Directive: Please set down all the lines beneath this one exactly, without the pictures.

(Dataset records on visual material)

============================================================

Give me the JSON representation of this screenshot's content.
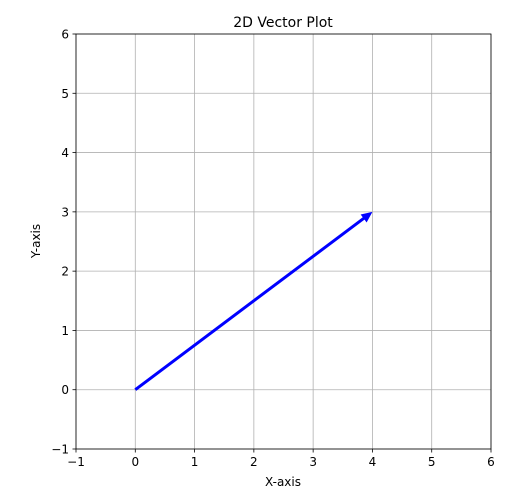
{
  "chart_data": {
    "type": "vector",
    "title": "2D Vector Plot",
    "x_label": "X-axis",
    "y_label": "Y-axis",
    "x": [
      0
    ],
    "y": [
      0
    ],
    "u": [
      4
    ],
    "v": [
      3
    ],
    "color": "#0000ff",
    "xlim": [
      -1,
      6
    ],
    "ylim": [
      -1,
      6
    ],
    "xticks": [
      {
        "value": -1,
        "label": "−1"
      },
      0,
      1,
      2,
      3,
      4,
      5,
      6
    ],
    "yticks": [
      {
        "value": -1,
        "label": "−1"
      },
      0,
      1,
      2,
      3,
      4,
      5,
      6
    ],
    "grid": true
  }
}
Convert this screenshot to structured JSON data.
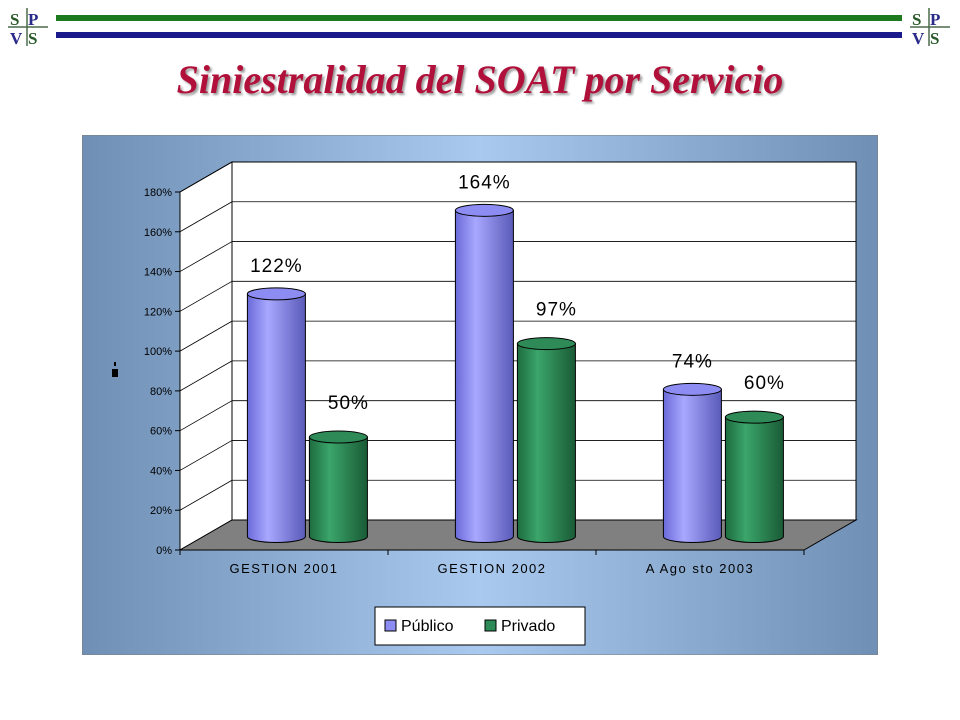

============================================================

Exercise output:
Give me the JSON representation of this screenshot's content.
{
  "chart_data": {
    "type": "vector",
    "title": "2D Vector Plot",
    "x_label": "X-axis",
    "y_label": "Y-axis",
    "x": [
      0
    ],
    "y": [
      0
    ],
    "u": [
      4
    ],
    "v": [
      3
    ],
    "color": "#0000ff",
    "xlim": [
      -1,
      6
    ],
    "ylim": [
      -1,
      6
    ],
    "xticks": [
      {
        "value": -1,
        "label": "−1"
      },
      0,
      1,
      2,
      3,
      4,
      5,
      6
    ],
    "yticks": [
      {
        "value": -1,
        "label": "−1"
      },
      0,
      1,
      2,
      3,
      4,
      5,
      6
    ],
    "grid": true
  }
}
Convert this screenshot to structured JSON data.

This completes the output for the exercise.